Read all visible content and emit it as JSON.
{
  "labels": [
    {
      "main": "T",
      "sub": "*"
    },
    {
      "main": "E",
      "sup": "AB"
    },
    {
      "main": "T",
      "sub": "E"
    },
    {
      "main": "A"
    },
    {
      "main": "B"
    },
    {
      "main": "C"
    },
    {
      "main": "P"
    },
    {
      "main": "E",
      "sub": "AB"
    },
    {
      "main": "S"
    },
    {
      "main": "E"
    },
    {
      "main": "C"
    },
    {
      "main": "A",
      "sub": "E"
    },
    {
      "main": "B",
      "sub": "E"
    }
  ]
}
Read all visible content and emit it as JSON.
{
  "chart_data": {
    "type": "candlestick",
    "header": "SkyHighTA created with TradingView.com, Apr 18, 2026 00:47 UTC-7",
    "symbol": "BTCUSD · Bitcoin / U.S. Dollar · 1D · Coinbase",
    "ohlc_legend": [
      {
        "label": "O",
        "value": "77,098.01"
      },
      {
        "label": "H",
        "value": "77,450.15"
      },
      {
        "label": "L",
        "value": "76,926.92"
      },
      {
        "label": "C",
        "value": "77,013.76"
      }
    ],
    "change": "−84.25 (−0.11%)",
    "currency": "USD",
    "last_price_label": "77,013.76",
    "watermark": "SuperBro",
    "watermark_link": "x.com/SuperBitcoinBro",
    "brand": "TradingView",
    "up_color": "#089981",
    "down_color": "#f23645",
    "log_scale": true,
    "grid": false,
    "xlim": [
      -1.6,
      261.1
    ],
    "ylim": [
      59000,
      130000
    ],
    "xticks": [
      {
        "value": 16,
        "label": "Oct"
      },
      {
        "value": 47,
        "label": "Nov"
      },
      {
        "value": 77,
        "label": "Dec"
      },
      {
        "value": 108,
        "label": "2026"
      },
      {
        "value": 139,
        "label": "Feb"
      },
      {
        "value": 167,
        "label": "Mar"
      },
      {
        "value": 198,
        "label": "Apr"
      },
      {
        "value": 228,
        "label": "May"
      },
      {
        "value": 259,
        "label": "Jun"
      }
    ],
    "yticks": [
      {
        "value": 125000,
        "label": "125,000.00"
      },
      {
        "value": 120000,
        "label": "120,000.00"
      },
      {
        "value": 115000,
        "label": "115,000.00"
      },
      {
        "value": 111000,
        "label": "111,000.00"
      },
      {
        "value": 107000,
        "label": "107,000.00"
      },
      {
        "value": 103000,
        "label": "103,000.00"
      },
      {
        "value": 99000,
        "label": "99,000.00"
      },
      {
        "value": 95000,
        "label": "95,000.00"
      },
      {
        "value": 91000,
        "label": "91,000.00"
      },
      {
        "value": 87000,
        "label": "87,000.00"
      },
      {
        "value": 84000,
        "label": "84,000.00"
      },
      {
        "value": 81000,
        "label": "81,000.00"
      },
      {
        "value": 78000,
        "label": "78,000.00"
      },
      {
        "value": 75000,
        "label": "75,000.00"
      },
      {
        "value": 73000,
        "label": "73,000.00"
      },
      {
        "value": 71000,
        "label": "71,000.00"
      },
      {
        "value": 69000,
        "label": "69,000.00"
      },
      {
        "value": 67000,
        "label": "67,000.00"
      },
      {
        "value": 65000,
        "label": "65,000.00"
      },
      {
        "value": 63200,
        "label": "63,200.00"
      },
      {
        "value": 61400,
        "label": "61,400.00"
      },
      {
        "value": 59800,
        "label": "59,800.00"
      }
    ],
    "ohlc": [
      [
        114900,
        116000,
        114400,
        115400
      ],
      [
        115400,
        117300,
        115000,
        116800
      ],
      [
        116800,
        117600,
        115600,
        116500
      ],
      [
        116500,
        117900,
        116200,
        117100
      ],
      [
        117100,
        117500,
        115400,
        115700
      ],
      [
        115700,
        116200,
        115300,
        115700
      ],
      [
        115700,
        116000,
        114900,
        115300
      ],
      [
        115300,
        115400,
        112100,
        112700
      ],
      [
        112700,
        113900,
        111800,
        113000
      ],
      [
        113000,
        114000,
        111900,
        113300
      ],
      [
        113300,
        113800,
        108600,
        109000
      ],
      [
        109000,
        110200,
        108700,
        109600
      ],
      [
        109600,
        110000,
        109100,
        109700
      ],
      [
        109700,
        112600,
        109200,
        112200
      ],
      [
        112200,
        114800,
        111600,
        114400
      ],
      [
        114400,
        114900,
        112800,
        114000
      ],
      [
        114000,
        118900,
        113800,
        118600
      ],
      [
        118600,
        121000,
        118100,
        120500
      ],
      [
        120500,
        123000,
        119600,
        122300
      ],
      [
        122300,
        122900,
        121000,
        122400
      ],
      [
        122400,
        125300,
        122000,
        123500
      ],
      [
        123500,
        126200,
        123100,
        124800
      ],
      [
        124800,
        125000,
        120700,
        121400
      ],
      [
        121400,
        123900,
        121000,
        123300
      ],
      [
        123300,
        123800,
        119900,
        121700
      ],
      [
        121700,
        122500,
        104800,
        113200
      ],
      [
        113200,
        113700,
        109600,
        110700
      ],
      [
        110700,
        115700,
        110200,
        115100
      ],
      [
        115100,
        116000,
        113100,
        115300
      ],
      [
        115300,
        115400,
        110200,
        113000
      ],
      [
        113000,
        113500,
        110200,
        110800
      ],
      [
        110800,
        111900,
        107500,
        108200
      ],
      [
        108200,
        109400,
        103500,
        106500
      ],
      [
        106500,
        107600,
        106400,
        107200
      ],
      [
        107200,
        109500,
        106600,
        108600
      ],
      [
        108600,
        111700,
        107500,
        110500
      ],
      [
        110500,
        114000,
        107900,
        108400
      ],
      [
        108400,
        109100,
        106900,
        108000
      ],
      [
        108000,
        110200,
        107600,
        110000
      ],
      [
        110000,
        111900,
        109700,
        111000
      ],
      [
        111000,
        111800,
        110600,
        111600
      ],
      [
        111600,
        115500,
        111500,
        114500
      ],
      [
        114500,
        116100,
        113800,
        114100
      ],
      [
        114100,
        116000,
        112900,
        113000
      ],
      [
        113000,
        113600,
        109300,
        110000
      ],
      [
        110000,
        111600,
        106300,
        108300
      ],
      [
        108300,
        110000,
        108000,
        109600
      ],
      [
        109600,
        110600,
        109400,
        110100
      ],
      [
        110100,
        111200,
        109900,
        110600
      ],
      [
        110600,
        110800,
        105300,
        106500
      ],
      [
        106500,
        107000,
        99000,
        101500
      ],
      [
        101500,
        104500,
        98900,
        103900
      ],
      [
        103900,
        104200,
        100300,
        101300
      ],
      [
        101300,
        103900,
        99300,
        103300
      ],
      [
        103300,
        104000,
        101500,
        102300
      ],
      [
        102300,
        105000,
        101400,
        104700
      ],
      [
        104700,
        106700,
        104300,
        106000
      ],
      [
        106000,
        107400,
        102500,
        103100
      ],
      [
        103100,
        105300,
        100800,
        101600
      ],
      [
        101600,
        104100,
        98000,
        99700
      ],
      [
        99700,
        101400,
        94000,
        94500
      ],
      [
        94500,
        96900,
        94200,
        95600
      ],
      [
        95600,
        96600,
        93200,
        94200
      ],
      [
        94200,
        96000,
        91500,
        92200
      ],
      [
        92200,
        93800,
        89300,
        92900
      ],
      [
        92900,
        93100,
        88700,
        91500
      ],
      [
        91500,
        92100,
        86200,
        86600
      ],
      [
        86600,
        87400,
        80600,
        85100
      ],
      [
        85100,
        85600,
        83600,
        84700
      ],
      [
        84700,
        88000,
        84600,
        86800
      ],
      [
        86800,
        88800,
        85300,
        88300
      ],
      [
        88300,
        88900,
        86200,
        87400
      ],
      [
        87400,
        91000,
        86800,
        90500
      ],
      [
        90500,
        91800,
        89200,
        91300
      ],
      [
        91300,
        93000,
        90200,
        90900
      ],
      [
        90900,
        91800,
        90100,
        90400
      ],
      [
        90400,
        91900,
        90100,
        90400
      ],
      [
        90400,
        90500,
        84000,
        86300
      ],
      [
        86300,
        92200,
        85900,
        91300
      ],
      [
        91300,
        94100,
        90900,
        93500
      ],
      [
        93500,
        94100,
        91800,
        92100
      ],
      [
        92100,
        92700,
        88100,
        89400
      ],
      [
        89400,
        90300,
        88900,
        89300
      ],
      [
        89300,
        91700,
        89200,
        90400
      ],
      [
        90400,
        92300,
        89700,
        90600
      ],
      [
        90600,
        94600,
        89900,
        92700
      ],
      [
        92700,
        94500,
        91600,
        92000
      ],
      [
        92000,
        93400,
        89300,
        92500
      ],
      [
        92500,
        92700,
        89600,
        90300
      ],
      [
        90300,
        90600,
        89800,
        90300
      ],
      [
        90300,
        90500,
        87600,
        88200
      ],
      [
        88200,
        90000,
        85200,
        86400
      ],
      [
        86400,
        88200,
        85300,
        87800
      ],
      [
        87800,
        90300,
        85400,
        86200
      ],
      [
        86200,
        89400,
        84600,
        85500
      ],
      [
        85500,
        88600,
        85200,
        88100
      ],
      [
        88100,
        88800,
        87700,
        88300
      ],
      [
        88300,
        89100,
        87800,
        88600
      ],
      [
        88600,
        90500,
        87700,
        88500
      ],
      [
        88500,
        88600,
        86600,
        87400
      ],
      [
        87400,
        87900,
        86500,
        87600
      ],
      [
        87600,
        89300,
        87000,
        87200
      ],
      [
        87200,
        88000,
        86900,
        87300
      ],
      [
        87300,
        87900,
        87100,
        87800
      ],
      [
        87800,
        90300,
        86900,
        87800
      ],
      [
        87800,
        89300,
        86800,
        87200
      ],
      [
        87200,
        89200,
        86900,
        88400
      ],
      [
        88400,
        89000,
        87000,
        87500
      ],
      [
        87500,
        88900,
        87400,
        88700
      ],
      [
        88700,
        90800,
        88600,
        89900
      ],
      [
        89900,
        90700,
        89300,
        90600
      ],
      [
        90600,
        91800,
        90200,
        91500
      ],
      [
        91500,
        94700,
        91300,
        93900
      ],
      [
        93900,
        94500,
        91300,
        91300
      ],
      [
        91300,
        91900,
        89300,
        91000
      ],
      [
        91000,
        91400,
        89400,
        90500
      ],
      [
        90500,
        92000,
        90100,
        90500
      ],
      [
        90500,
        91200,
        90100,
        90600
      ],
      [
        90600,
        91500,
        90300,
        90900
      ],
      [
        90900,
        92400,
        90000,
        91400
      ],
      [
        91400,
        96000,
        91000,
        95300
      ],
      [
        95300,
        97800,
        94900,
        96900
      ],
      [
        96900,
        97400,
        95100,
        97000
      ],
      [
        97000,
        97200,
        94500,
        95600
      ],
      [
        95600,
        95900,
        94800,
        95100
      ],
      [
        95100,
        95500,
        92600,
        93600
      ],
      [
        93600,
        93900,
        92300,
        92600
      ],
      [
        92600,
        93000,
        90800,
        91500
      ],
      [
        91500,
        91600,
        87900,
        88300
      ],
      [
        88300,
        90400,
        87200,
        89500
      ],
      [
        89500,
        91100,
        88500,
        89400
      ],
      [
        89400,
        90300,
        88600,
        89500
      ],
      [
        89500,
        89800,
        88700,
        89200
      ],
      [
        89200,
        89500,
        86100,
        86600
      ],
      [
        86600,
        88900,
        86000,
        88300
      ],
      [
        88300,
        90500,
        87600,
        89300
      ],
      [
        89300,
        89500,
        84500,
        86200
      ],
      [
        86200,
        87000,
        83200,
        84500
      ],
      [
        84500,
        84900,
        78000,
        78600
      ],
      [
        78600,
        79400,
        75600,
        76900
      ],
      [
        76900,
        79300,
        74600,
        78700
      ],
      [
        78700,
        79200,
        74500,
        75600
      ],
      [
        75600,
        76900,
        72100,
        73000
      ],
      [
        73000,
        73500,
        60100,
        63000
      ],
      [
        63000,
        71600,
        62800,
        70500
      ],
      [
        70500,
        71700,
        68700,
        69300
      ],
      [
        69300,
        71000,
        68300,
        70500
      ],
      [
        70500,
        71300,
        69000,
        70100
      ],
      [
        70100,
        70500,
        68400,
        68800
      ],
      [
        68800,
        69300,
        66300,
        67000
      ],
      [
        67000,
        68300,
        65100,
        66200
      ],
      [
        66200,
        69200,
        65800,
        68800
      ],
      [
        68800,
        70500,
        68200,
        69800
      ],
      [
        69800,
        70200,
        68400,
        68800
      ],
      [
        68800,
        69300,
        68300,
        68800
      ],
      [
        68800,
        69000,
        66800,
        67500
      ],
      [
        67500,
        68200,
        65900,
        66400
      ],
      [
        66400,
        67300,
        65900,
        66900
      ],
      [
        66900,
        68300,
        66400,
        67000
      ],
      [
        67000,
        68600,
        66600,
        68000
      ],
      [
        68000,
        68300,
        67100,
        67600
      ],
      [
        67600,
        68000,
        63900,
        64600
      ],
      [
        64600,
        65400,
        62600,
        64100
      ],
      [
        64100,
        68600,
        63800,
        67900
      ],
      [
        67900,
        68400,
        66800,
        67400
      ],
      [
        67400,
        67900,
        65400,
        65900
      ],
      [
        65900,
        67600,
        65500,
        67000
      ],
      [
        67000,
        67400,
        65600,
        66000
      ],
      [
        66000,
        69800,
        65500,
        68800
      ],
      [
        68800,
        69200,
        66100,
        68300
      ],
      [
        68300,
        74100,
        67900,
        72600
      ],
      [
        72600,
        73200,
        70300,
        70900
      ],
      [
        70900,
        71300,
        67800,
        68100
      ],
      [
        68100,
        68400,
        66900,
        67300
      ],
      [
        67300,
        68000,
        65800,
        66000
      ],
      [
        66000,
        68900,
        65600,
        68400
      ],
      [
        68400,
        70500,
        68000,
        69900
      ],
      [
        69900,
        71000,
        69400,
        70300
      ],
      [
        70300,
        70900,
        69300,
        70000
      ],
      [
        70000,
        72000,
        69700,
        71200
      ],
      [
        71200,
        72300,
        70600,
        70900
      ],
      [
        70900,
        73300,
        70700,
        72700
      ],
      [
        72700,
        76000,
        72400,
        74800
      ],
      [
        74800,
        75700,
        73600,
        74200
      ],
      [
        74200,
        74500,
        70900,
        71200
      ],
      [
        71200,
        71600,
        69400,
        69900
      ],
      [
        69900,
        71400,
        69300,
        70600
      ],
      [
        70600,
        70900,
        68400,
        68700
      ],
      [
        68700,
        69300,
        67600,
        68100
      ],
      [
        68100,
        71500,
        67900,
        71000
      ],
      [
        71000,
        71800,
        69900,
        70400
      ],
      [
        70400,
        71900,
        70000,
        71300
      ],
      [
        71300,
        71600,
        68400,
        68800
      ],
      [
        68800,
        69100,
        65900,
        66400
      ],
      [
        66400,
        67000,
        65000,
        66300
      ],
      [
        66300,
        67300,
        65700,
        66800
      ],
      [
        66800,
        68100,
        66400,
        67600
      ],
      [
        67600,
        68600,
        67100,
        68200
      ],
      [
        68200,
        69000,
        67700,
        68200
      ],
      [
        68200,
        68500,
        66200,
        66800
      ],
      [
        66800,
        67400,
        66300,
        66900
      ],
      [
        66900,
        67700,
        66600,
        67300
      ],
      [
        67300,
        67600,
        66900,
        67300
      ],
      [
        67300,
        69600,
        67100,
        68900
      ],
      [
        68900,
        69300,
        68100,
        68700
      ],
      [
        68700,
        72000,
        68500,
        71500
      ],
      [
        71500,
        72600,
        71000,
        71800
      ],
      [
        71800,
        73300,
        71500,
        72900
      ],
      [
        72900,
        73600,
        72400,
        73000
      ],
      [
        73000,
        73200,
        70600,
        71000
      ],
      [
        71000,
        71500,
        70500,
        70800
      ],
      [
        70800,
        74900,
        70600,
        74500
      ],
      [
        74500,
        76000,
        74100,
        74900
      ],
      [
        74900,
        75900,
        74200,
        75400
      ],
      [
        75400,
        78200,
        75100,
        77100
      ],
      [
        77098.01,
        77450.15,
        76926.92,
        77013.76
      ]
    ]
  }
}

________________

Show all lines in the entries above where the string "TradingView" appears.

*Answer to this problem*.
    "header": "SkyHighTA created with TradingView.com, Apr 18, 2026 00:47 UTC-7",
    "brand": "TradingView",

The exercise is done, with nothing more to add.